--- BEGIN EXCERPTED RECORDS ---
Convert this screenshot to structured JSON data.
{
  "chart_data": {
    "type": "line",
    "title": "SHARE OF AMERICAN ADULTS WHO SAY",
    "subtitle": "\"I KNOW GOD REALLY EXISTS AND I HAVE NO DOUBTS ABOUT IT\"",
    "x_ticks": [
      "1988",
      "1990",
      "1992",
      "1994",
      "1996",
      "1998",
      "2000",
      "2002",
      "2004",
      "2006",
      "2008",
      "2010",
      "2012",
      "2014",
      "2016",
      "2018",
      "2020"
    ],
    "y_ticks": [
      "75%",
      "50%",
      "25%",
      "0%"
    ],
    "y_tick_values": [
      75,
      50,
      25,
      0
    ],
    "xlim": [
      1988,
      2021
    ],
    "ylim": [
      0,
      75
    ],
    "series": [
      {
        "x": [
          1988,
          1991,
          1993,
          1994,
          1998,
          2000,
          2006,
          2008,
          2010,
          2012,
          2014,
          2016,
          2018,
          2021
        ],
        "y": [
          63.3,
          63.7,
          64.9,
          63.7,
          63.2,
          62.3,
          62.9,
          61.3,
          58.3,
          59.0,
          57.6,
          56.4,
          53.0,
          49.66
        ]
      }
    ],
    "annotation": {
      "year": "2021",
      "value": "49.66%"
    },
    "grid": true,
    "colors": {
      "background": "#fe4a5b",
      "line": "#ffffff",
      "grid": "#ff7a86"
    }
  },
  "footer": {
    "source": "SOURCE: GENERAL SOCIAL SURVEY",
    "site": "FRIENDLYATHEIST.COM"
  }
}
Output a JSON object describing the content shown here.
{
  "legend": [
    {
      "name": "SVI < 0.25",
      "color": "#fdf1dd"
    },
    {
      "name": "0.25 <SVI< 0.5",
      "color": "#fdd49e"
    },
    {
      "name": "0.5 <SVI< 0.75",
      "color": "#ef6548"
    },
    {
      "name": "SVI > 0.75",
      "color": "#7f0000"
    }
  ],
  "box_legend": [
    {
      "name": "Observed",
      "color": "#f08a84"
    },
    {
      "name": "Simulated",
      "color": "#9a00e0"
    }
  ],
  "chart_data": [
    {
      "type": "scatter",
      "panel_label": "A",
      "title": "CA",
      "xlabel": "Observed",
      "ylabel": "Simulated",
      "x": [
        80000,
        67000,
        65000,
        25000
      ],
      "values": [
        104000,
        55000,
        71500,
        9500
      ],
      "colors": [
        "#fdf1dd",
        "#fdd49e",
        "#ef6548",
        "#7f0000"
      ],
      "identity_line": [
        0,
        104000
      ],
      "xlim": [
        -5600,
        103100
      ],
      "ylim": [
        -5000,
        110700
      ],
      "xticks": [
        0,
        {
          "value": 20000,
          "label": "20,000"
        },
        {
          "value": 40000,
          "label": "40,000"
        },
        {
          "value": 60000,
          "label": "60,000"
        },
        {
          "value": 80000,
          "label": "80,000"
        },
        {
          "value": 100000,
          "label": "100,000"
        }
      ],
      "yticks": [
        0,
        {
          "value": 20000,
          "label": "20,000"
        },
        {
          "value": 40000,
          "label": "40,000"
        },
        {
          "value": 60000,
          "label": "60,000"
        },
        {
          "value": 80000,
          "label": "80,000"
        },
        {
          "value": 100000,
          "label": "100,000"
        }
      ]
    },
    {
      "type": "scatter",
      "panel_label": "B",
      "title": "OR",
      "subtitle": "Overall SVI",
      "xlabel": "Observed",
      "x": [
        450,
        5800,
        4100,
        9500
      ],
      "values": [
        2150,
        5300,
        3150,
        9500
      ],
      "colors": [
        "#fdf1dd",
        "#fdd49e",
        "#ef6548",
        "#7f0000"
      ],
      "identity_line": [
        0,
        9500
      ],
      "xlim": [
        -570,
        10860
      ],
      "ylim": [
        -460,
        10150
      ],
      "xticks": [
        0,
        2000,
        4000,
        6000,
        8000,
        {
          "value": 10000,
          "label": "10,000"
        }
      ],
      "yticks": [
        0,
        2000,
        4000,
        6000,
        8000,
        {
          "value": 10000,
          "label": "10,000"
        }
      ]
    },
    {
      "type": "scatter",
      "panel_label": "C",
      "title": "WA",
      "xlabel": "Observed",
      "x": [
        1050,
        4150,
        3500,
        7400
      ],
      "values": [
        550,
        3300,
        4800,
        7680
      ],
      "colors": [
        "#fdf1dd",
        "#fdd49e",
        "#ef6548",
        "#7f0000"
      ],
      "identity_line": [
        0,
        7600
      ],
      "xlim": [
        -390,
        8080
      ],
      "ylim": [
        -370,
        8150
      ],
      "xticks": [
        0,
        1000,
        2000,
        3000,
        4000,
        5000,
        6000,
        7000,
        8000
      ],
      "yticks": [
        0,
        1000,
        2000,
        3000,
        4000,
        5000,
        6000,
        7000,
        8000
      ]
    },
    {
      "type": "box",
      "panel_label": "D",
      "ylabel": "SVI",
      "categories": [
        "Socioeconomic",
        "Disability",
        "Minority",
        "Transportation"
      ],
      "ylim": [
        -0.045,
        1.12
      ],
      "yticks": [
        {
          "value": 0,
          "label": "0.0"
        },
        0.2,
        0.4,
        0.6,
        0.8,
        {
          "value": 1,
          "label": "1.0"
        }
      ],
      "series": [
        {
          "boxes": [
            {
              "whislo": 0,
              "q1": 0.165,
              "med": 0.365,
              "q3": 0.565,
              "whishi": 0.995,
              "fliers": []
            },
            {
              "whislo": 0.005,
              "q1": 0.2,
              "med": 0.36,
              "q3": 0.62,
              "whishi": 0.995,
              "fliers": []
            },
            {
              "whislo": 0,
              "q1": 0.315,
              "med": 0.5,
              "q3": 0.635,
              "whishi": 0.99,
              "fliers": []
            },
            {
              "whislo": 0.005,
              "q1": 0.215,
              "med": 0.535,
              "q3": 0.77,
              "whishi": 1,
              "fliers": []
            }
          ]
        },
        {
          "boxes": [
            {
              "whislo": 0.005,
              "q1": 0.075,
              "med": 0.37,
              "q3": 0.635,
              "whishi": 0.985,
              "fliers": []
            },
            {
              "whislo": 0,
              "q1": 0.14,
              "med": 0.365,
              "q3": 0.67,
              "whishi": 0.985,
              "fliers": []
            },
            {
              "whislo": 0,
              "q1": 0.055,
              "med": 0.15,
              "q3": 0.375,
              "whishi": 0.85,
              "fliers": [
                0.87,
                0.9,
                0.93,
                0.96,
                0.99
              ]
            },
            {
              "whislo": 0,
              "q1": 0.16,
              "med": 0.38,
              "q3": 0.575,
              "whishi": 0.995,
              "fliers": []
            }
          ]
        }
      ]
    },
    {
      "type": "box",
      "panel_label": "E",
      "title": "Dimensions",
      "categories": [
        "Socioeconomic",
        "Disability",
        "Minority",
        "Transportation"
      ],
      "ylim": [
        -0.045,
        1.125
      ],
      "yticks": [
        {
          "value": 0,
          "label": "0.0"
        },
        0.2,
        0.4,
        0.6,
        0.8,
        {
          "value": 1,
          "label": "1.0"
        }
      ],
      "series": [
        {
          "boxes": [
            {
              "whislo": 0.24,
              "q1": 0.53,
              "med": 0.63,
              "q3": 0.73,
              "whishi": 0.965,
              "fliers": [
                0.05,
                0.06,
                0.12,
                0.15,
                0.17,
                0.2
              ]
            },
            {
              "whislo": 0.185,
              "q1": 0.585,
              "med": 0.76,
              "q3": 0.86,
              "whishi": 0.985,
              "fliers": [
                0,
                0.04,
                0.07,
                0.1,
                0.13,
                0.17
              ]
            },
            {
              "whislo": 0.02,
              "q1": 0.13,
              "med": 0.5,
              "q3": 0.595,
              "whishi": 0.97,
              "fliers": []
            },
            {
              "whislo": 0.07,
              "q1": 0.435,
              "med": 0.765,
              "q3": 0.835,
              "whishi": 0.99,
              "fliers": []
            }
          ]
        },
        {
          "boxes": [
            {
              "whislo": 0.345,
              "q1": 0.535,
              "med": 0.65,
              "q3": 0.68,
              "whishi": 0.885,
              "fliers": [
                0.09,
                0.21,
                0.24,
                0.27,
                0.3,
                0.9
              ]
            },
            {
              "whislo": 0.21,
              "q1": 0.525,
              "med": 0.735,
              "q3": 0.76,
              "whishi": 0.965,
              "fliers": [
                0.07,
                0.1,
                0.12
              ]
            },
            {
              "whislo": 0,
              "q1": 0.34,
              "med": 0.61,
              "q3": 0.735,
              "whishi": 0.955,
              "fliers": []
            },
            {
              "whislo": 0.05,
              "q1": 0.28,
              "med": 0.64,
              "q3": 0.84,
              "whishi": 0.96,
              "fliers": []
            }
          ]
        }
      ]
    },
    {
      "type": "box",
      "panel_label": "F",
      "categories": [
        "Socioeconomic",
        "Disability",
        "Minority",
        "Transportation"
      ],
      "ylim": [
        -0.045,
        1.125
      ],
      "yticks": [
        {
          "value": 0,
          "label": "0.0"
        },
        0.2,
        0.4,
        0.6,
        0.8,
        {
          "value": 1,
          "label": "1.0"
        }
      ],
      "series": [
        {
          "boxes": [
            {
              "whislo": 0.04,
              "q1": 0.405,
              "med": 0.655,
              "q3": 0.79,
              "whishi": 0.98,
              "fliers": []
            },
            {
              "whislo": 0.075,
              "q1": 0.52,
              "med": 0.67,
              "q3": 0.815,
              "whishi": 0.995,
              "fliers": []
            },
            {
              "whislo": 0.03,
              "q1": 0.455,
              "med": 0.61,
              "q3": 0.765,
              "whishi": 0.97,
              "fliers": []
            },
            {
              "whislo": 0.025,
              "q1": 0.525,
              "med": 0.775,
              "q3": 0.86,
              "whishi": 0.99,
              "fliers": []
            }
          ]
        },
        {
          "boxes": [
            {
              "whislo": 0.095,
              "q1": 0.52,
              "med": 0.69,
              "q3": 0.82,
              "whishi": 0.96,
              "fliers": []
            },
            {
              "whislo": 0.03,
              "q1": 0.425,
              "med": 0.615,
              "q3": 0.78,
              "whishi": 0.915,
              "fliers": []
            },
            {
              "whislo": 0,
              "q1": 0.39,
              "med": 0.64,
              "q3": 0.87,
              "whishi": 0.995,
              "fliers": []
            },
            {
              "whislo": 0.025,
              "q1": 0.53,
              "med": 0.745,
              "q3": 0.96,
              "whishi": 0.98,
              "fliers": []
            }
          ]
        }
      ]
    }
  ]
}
--- END EXCERPTED RECORDS ---
PROBLEM DESCRIPTION >> Copy out each line of the records where the string "name" appears.

REPLY TO THE EXERCISE >>
      "name": "SVI < 0.25",
      "name": "0.25 <SVI< 0.5",
      "name": "0.5 <SVI< 0.75",
      "name": "SVI > 0.75",
      "name": "Observed",
      "name": "Simulated",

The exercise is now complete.